▶ [Goal]
Can you transcribe the data below line for line, changing nothing?

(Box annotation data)

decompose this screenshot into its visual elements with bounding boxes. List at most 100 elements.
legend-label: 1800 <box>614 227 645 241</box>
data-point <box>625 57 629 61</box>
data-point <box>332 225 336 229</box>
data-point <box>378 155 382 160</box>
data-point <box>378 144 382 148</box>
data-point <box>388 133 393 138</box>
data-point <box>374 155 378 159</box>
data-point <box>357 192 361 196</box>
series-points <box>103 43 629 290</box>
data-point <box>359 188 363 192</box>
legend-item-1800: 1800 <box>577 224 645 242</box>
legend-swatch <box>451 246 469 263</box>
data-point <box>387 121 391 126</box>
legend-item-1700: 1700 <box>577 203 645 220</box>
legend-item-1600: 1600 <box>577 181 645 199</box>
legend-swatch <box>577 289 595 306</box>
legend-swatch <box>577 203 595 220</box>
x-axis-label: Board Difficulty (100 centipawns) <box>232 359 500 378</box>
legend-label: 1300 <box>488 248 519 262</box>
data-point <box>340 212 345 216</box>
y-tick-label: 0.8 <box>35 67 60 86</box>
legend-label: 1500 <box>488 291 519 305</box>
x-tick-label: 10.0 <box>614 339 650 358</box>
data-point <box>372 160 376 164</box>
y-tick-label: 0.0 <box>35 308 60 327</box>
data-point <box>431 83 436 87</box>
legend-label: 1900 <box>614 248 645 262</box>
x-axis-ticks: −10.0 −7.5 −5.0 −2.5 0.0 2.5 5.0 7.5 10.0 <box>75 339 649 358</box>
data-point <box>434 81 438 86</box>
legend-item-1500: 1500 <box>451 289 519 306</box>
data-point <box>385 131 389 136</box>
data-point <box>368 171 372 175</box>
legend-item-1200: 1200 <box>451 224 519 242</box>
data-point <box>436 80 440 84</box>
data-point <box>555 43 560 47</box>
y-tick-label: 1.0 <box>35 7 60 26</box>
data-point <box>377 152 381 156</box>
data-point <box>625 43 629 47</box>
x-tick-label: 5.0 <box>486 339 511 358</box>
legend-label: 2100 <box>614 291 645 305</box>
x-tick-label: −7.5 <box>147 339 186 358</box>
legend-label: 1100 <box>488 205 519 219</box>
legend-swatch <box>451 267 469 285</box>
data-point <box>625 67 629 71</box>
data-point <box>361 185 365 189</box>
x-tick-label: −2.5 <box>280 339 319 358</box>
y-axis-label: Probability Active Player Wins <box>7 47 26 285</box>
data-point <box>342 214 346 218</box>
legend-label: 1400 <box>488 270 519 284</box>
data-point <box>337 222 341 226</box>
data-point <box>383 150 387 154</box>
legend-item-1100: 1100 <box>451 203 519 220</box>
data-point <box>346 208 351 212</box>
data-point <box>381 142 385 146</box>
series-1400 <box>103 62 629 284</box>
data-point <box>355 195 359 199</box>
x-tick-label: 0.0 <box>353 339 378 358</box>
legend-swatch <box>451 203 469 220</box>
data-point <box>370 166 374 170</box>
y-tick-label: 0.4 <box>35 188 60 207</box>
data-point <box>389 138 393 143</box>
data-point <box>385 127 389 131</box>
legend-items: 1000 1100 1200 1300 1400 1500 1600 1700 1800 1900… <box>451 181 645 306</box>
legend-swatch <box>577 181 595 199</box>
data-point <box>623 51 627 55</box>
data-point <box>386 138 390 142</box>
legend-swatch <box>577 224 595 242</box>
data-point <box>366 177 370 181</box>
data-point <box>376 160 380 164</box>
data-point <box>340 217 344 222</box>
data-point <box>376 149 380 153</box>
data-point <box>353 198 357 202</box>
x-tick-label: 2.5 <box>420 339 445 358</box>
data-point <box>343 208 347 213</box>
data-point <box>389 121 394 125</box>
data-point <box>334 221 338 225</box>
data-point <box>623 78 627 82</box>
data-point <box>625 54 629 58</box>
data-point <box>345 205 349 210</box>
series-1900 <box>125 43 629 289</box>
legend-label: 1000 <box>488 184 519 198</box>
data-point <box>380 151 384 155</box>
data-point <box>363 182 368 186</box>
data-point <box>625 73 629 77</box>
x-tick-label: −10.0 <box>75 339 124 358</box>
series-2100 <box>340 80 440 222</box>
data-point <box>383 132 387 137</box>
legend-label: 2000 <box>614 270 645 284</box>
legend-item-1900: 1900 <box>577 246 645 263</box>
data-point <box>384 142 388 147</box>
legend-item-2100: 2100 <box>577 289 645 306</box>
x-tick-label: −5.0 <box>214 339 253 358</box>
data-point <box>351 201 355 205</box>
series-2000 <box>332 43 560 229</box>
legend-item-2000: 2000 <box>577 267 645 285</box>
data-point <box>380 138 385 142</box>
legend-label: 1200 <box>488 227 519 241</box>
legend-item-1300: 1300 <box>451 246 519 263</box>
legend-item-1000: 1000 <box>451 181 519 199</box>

▶ [Correct response]
decompose this screenshot into its visual elements with bounding boxes. List at most 100 elements.
legend-label: 1800 <box>614 227 645 241</box>
data-point <box>625 57 629 61</box>
data-point <box>332 225 336 229</box>
data-point <box>378 155 382 160</box>
data-point <box>378 144 382 148</box>
data-point <box>388 133 393 138</box>
data-point <box>374 155 378 159</box>
data-point <box>357 192 361 196</box>
series-points <box>103 43 629 290</box>
data-point <box>359 188 363 192</box>
legend-item-1800: 1800 <box>577 224 645 242</box>
legend-swatch <box>451 246 469 263</box>
data-point <box>387 121 391 126</box>
legend-item-1700: 1700 <box>577 203 645 220</box>
legend-item-1600: 1600 <box>577 181 645 199</box>
legend-swatch <box>577 289 595 306</box>
legend-swatch <box>577 203 595 220</box>
x-axis-label: Board Difficulty (100 centipawns) <box>232 359 500 378</box>
legend-label: 1300 <box>488 248 519 262</box>
data-point <box>340 212 345 216</box>
y-tick-label: 0.8 <box>35 67 60 86</box>
legend-label: 1500 <box>488 291 519 305</box>
x-tick-label: 10.0 <box>614 339 650 358</box>
data-point <box>372 160 376 164</box>
y-tick-label: 0.0 <box>35 308 60 327</box>
data-point <box>431 83 436 87</box>
legend-label: 1900 <box>614 248 645 262</box>
x-axis-ticks: −10.0 −7.5 −5.0 −2.5 0.0 2.5 5.0 7.5 10.0 <box>75 339 649 358</box>
data-point <box>434 81 438 86</box>
legend-item-1500: 1500 <box>451 289 519 306</box>
data-point <box>385 131 389 136</box>
data-point <box>368 171 372 175</box>
legend-item-1200: 1200 <box>451 224 519 242</box>
data-point <box>436 80 440 84</box>
data-point <box>555 43 560 47</box>
y-tick-label: 1.0 <box>35 7 60 26</box>
data-point <box>377 152 381 156</box>
data-point <box>625 43 629 47</box>
x-tick-label: 5.0 <box>486 339 511 358</box>
legend-label: 2100 <box>614 291 645 305</box>
x-tick-label: −7.5 <box>147 339 186 358</box>
legend-label: 1100 <box>488 205 519 219</box>
legend-swatch <box>451 267 469 285</box>
data-point <box>625 67 629 71</box>
data-point <box>361 185 365 189</box>
x-tick-label: −2.5 <box>280 339 319 358</box>
y-axis-label: Probability Active Player Wins <box>7 47 26 285</box>
data-point <box>342 214 346 218</box>
legend-label: 1400 <box>488 270 519 284</box>
data-point <box>337 222 341 226</box>
data-point <box>383 150 387 154</box>
legend-item-1100: 1100 <box>451 203 519 220</box>
data-point <box>346 208 351 212</box>
data-point <box>381 142 385 146</box>
series-1400 <box>103 62 629 284</box>
data-point <box>355 195 359 199</box>
x-tick-label: 0.0 <box>353 339 378 358</box>
legend-swatch <box>451 203 469 220</box>
data-point <box>370 166 374 170</box>
y-tick-label: 0.4 <box>35 188 60 207</box>
data-point <box>389 138 393 143</box>
data-point <box>385 127 389 131</box>
legend-items: 1000 1100 1200 1300 1400 1500 1600 1700 1800 1900… <box>451 181 645 306</box>
legend-swatch <box>577 181 595 199</box>
data-point <box>623 51 627 55</box>
data-point <box>386 138 390 142</box>
legend-swatch <box>577 224 595 242</box>
data-point <box>366 177 370 181</box>
data-point <box>376 160 380 164</box>
data-point <box>340 217 344 222</box>
data-point <box>376 149 380 153</box>
data-point <box>353 198 357 202</box>
x-tick-label: 2.5 <box>420 339 445 358</box>
data-point <box>343 208 347 213</box>
data-point <box>389 121 394 125</box>
data-point <box>334 221 338 225</box>
data-point <box>623 78 627 82</box>
data-point <box>625 54 629 58</box>
data-point <box>345 205 349 210</box>
series-1900 <box>125 43 629 289</box>
legend-label: 1000 <box>488 184 519 198</box>
data-point <box>380 151 384 155</box>
data-point <box>363 182 368 186</box>
data-point <box>625 73 629 77</box>
x-tick-label: −10.0 <box>75 339 124 358</box>
series-2100 <box>340 80 440 222</box>
data-point <box>383 132 387 137</box>
legend-label: 2000 <box>614 270 645 284</box>
legend-item-1900: 1900 <box>577 246 645 263</box>
data-point <box>384 142 388 147</box>
legend-item-2100: 2100 <box>577 289 645 306</box>
x-tick-label: −5.0 <box>214 339 253 358</box>
data-point <box>351 201 355 205</box>
series-2000 <box>332 43 560 229</box>
legend-item-2000: 2000 <box>577 267 645 285</box>
data-point <box>380 138 385 142</box>
legend-label: 1200 <box>488 227 519 241</box>
legend-item-1300: 1300 <box>451 246 519 263</box>
legend-item-1000: 1000 <box>451 181 519 199</box>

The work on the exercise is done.